Find the lines that hold the word "very" and return them.
▬▬▬▬▬▬
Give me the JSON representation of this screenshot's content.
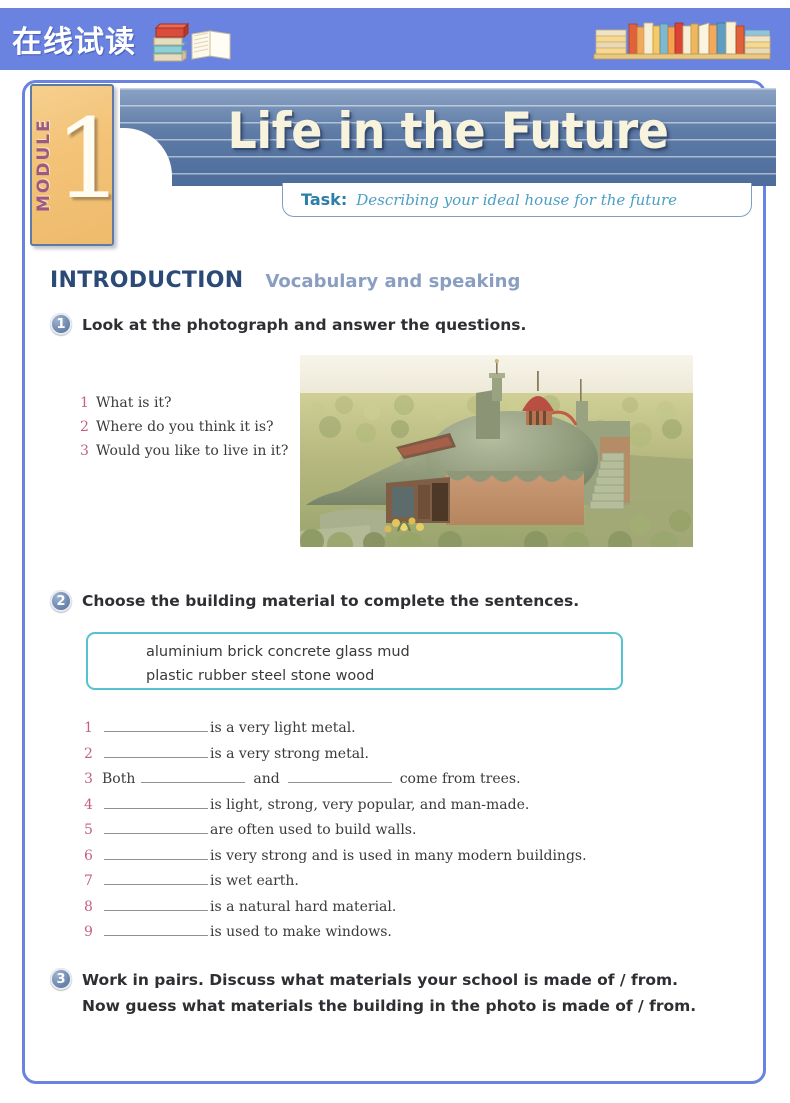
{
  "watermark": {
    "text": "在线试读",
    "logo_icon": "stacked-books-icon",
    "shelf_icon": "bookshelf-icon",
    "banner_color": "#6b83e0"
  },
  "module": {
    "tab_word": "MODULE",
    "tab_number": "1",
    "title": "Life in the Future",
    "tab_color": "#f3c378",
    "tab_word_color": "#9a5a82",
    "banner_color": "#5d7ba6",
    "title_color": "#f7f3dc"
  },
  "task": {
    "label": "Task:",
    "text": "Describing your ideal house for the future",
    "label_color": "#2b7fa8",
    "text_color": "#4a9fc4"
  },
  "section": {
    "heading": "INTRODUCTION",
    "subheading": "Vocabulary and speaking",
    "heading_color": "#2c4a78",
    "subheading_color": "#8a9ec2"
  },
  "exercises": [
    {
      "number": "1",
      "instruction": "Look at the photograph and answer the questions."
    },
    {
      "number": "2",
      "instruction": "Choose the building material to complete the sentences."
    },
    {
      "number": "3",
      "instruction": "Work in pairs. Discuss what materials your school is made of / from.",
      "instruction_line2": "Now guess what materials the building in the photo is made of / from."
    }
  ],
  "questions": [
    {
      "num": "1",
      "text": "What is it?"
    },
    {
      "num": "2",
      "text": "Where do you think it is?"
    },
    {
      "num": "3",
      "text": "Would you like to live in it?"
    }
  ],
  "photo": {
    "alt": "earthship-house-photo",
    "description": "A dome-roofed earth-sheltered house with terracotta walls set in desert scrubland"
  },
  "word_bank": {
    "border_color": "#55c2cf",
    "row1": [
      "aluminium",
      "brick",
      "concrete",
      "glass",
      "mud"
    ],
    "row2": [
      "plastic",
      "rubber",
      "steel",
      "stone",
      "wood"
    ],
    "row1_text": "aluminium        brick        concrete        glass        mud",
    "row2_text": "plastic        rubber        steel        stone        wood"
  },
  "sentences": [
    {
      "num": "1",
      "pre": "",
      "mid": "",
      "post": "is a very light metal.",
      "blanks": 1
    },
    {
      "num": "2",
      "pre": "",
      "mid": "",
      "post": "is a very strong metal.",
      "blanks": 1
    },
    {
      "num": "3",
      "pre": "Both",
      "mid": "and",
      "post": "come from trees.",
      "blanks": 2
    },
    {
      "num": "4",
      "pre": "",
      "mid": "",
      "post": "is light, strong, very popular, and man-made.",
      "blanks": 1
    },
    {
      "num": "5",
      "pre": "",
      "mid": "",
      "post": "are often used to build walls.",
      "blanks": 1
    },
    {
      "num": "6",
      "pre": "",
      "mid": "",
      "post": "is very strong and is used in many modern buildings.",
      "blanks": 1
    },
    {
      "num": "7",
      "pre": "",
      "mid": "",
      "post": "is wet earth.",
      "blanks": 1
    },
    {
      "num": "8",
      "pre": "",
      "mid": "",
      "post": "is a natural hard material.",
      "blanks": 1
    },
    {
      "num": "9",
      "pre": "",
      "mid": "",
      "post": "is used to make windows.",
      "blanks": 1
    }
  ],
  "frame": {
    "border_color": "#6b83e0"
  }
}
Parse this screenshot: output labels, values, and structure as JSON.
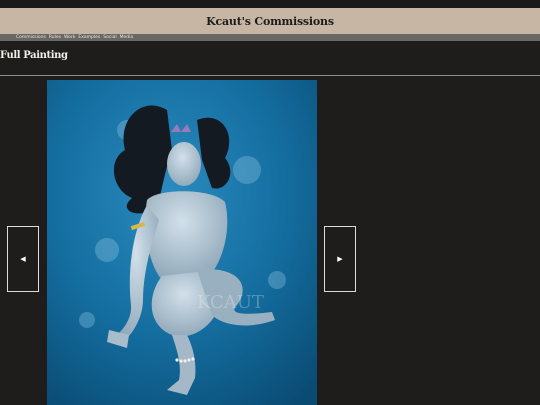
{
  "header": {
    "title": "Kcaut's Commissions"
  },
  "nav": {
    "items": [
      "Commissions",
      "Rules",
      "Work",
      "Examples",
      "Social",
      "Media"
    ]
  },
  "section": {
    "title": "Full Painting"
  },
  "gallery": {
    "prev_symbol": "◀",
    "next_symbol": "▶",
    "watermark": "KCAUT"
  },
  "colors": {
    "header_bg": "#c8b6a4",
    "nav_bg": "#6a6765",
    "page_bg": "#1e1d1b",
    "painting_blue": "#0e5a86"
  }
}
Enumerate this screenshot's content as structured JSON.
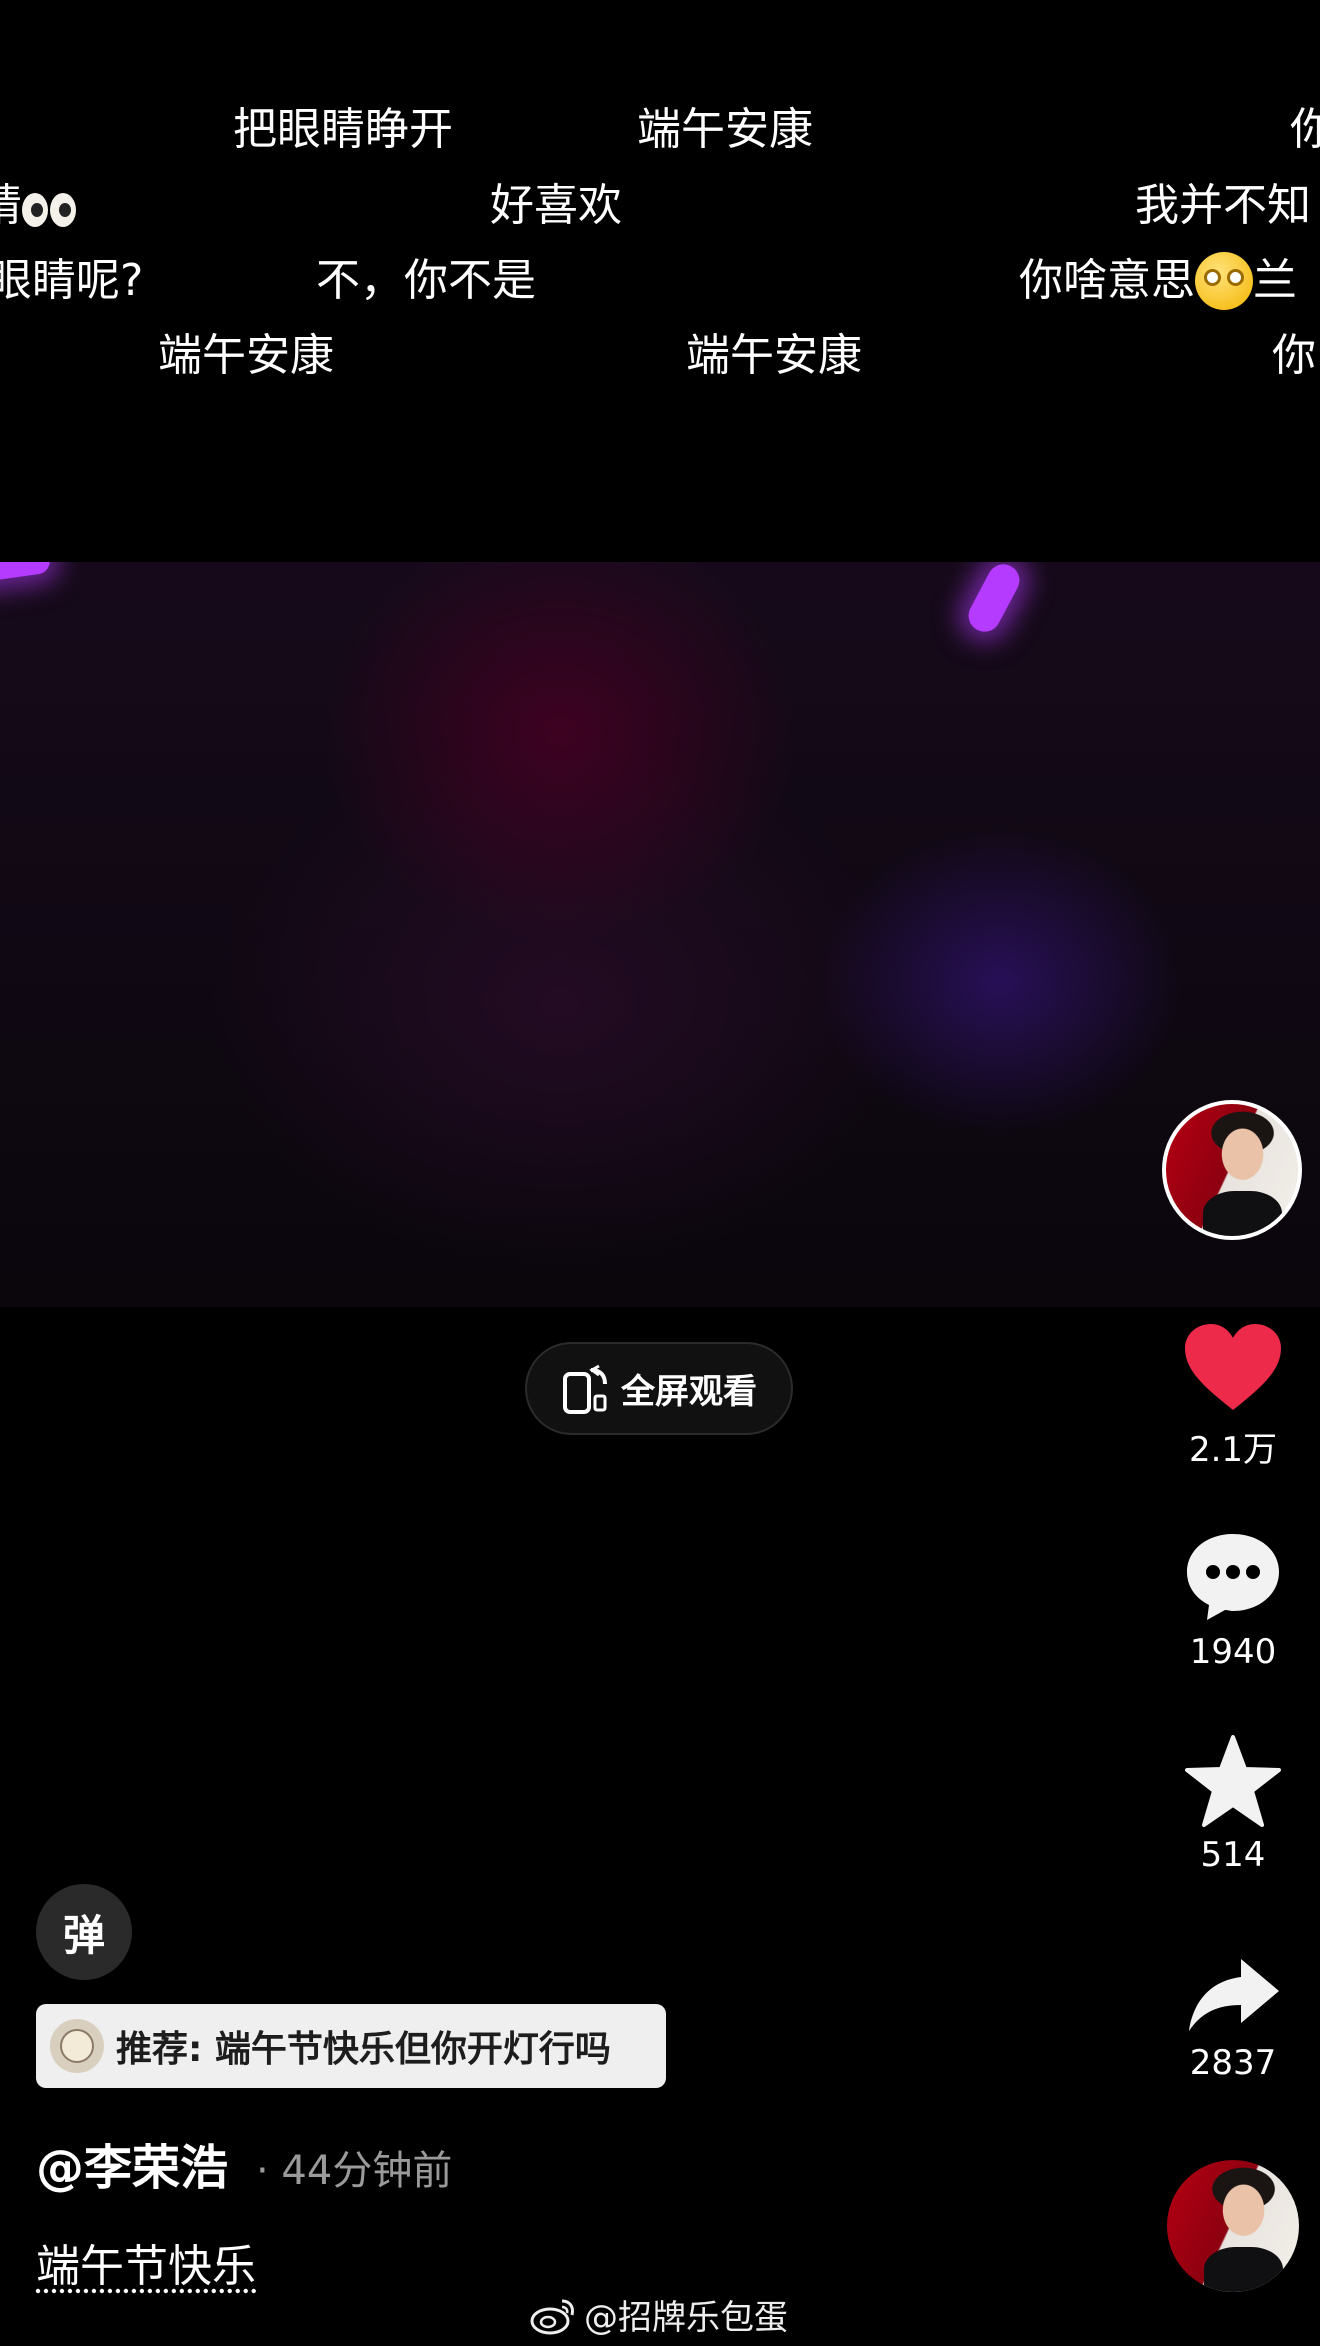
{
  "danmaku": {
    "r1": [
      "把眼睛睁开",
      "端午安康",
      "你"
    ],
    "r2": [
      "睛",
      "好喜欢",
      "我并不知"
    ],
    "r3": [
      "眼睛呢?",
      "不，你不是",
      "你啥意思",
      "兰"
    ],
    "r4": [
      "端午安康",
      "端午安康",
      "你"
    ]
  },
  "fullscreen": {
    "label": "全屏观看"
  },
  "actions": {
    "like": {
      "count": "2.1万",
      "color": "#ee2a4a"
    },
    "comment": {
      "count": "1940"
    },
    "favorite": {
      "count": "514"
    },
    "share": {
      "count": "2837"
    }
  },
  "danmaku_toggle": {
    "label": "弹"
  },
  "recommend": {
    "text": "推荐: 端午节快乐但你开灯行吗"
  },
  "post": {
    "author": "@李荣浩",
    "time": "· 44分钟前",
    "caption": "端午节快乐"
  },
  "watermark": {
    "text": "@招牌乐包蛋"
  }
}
▬▬▬▬▬▬
§ **Answer**:
      "post": "is a very light metal.",
      "post": "is a very strong metal.",
      "post": "is light, strong, very popular, and man-made.",
      "post": "is very strong and is used in many modern buildings.",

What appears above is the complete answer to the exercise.